[Entries from a dataset]
━━━━━━━━
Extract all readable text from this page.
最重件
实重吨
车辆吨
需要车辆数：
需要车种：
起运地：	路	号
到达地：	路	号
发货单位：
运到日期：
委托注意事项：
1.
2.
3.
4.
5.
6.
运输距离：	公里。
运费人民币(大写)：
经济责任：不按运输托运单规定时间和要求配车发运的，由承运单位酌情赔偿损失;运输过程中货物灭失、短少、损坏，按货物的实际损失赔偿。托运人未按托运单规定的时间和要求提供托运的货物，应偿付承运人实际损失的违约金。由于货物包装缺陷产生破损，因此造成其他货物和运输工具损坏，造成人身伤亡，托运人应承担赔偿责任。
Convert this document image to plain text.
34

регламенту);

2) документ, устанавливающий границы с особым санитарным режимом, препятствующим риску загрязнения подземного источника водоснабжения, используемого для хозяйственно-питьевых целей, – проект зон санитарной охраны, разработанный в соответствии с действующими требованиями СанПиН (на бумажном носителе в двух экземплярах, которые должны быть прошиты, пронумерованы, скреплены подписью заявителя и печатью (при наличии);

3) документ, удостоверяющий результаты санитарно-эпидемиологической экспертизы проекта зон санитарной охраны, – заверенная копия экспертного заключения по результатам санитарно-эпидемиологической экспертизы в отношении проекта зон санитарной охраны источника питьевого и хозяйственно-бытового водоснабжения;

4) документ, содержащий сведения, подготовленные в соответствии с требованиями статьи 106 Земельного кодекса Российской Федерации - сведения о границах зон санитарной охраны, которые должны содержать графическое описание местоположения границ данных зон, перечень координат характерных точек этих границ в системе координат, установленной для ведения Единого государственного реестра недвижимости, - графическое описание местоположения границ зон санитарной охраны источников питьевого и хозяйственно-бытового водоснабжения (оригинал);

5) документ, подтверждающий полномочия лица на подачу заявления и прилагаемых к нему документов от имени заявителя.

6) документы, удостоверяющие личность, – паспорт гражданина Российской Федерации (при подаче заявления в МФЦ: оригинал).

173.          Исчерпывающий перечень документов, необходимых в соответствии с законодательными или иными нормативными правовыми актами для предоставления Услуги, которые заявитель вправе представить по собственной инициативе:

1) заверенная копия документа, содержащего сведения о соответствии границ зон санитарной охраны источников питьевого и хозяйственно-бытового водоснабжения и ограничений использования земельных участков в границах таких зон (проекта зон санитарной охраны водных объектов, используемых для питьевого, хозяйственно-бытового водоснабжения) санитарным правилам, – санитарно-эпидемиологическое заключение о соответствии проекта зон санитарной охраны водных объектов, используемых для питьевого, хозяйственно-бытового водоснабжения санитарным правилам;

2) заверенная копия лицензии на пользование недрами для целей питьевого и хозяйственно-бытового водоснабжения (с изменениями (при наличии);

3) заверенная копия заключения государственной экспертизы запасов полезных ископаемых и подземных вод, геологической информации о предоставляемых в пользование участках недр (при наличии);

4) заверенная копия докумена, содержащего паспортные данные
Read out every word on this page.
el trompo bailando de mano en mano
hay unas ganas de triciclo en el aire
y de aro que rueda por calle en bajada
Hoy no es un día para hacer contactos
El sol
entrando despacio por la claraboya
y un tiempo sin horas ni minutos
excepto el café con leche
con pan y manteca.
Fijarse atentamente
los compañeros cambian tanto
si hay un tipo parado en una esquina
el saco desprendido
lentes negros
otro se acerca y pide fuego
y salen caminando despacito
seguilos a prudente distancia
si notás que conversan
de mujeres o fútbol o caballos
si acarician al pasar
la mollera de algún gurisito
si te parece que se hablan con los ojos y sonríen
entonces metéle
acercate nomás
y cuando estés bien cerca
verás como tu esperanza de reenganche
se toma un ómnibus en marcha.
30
━━━━━━━━
■ **PROBLEM DETAILS**: From the listing above, report the number of lines containing the string "page", without any accompanying remarks.

■ **SOLUTION BELOW**: 2